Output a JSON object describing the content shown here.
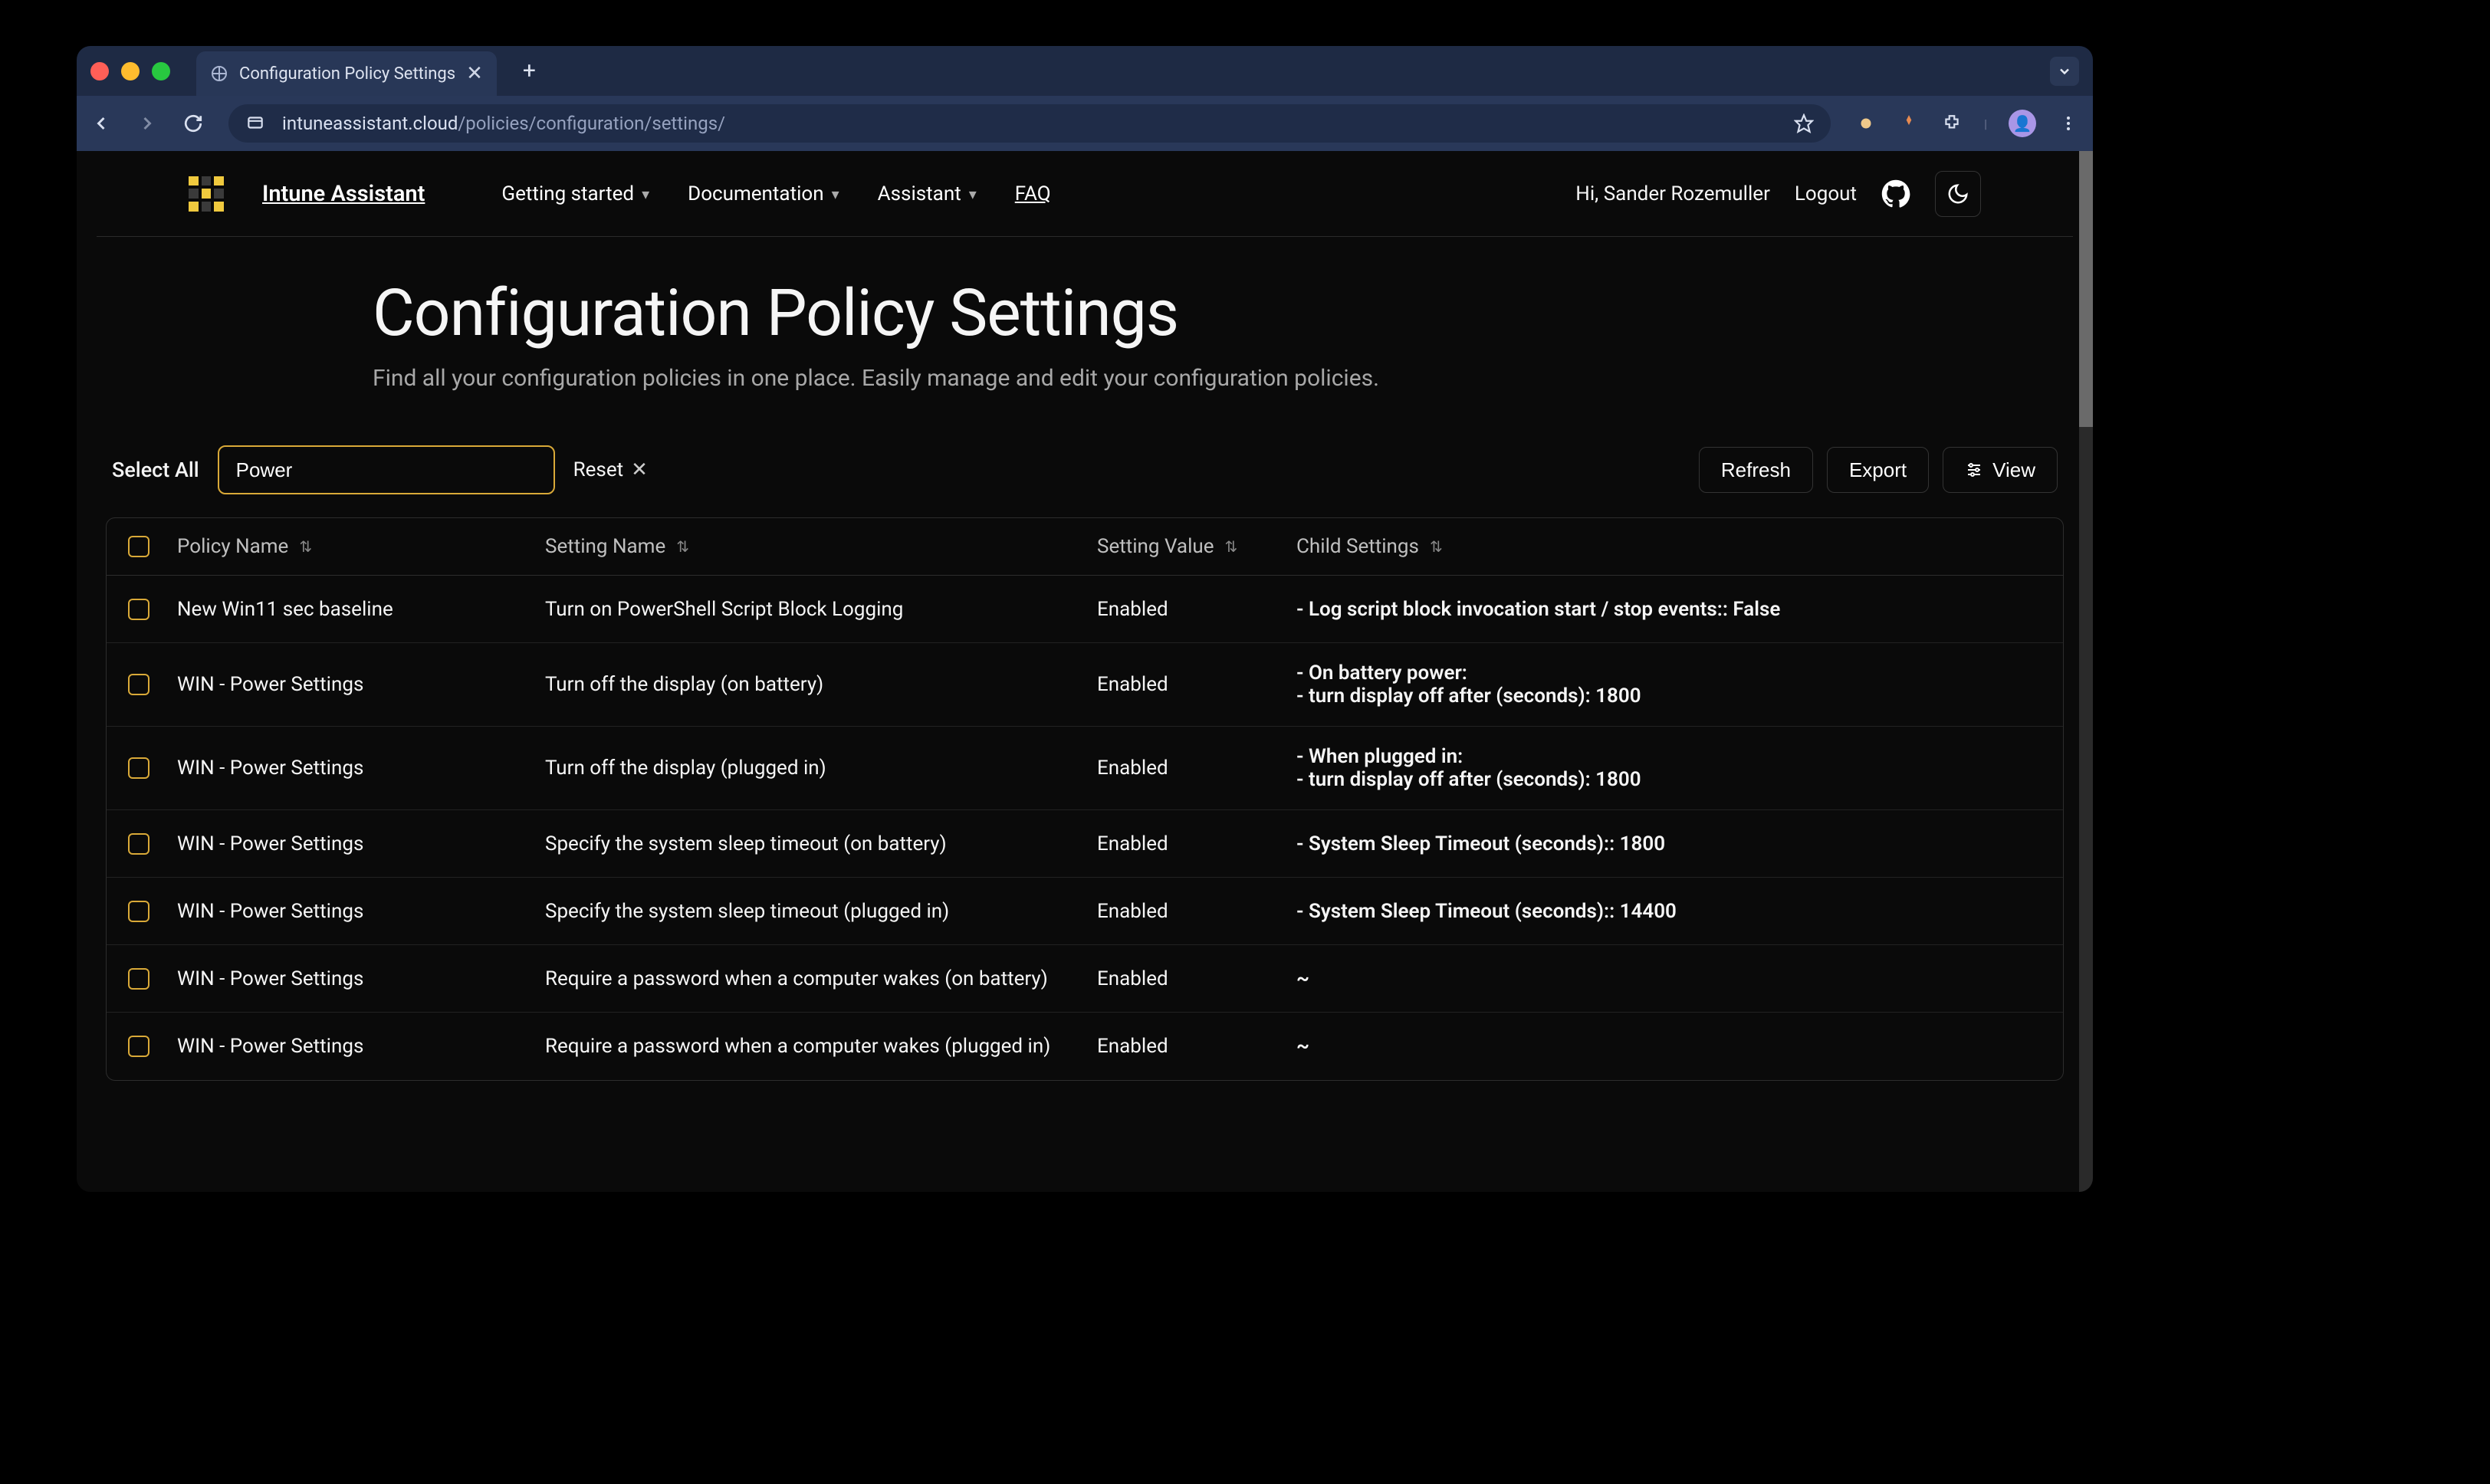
{
  "browser": {
    "tab_title": "Configuration Policy Settings",
    "url_host": "intuneassistant.cloud",
    "url_path": "/policies/configuration/settings/"
  },
  "nav": {
    "brand": "Intune Assistant",
    "items": [
      {
        "label": "Getting started",
        "hasDropdown": true
      },
      {
        "label": "Documentation",
        "hasDropdown": true
      },
      {
        "label": "Assistant",
        "hasDropdown": true
      },
      {
        "label": "FAQ",
        "hasDropdown": false,
        "underline": true
      }
    ],
    "greeting": "Hi, Sander Rozemuller",
    "logout": "Logout"
  },
  "page": {
    "title": "Configuration Policy Settings",
    "subtitle": "Find all your configuration policies in one place. Easily manage and edit your configuration policies."
  },
  "toolbar": {
    "select_all": "Select All",
    "filter_value": "Power",
    "reset": "Reset",
    "refresh": "Refresh",
    "export": "Export",
    "view": "View"
  },
  "table": {
    "headers": {
      "policy": "Policy Name",
      "setting": "Setting Name",
      "value": "Setting Value",
      "child": "Child Settings"
    },
    "rows": [
      {
        "policy": "New Win11 sec baseline",
        "setting": "Turn on PowerShell Script Block Logging",
        "value": "Enabled",
        "child": "- Log script block invocation start / stop events:: False"
      },
      {
        "policy": "WIN - Power Settings",
        "setting": "Turn off the display (on battery)",
        "value": "Enabled",
        "child": "- On battery power:\n- turn display off after (seconds): 1800"
      },
      {
        "policy": "WIN - Power Settings",
        "setting": "Turn off the display (plugged in)",
        "value": "Enabled",
        "child": "- When plugged in:\n- turn display off after (seconds): 1800"
      },
      {
        "policy": "WIN - Power Settings",
        "setting": "Specify the system sleep timeout (on battery)",
        "value": "Enabled",
        "child": "- System Sleep Timeout (seconds):: 1800"
      },
      {
        "policy": "WIN - Power Settings",
        "setting": "Specify the system sleep timeout (plugged in)",
        "value": "Enabled",
        "child": "- System Sleep Timeout (seconds):: 14400"
      },
      {
        "policy": "WIN - Power Settings",
        "setting": "Require a password when a computer wakes (on battery)",
        "value": "Enabled",
        "child": "~"
      },
      {
        "policy": "WIN - Power Settings",
        "setting": "Require a password when a computer wakes (plugged in)",
        "value": "Enabled",
        "child": "~"
      }
    ]
  }
}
━━━━━━
Do not copy the pictures, but repeat every line exactly.

**THE OUTPUT**
Output a JSON object describing the content shown here.
{
  "browser": {
    "tab_title": "Configuration Policy Settings",
    "url_host": "intuneassistant.cloud",
    "url_path": "/policies/configuration/settings/"
  },
  "nav": {
    "brand": "Intune Assistant",
    "items": [
      {
        "label": "Getting started",
        "hasDropdown": true
      },
      {
        "label": "Documentation",
        "hasDropdown": true
      },
      {
        "label": "Assistant",
        "hasDropdown": true
      },
      {
        "label": "FAQ",
        "hasDropdown": false,
        "underline": true
      }
    ],
    "greeting": "Hi, Sander Rozemuller",
    "logout": "Logout"
  },
  "page": {
    "title": "Configuration Policy Settings",
    "subtitle": "Find all your configuration policies in one place. Easily manage and edit your configuration policies."
  },
  "toolbar": {
    "select_all": "Select All",
    "filter_value": "Power",
    "reset": "Reset",
    "refresh": "Refresh",
    "export": "Export",
    "view": "View"
  },
  "table": {
    "headers": {
      "policy": "Policy Name",
      "setting": "Setting Name",
      "value": "Setting Value",
      "child": "Child Settings"
    },
    "rows": [
      {
        "policy": "New Win11 sec baseline",
        "setting": "Turn on PowerShell Script Block Logging",
        "value": "Enabled",
        "child": "- Log script block invocation start / stop events:: False"
      },
      {
        "policy": "WIN - Power Settings",
        "setting": "Turn off the display (on battery)",
        "value": "Enabled",
        "child": "- On battery power:\n- turn display off after (seconds): 1800"
      },
      {
        "policy": "WIN - Power Settings",
        "setting": "Turn off the display (plugged in)",
        "value": "Enabled",
        "child": "- When plugged in:\n- turn display off after (seconds): 1800"
      },
      {
        "policy": "WIN - Power Settings",
        "setting": "Specify the system sleep timeout (on battery)",
        "value": "Enabled",
        "child": "- System Sleep Timeout (seconds):: 1800"
      },
      {
        "policy": "WIN - Power Settings",
        "setting": "Specify the system sleep timeout (plugged in)",
        "value": "Enabled",
        "child": "- System Sleep Timeout (seconds):: 14400"
      },
      {
        "policy": "WIN - Power Settings",
        "setting": "Require a password when a computer wakes (on battery)",
        "value": "Enabled",
        "child": "~"
      },
      {
        "policy": "WIN - Power Settings",
        "setting": "Require a password when a computer wakes (plugged in)",
        "value": "Enabled",
        "child": "~"
      }
    ]
  }
}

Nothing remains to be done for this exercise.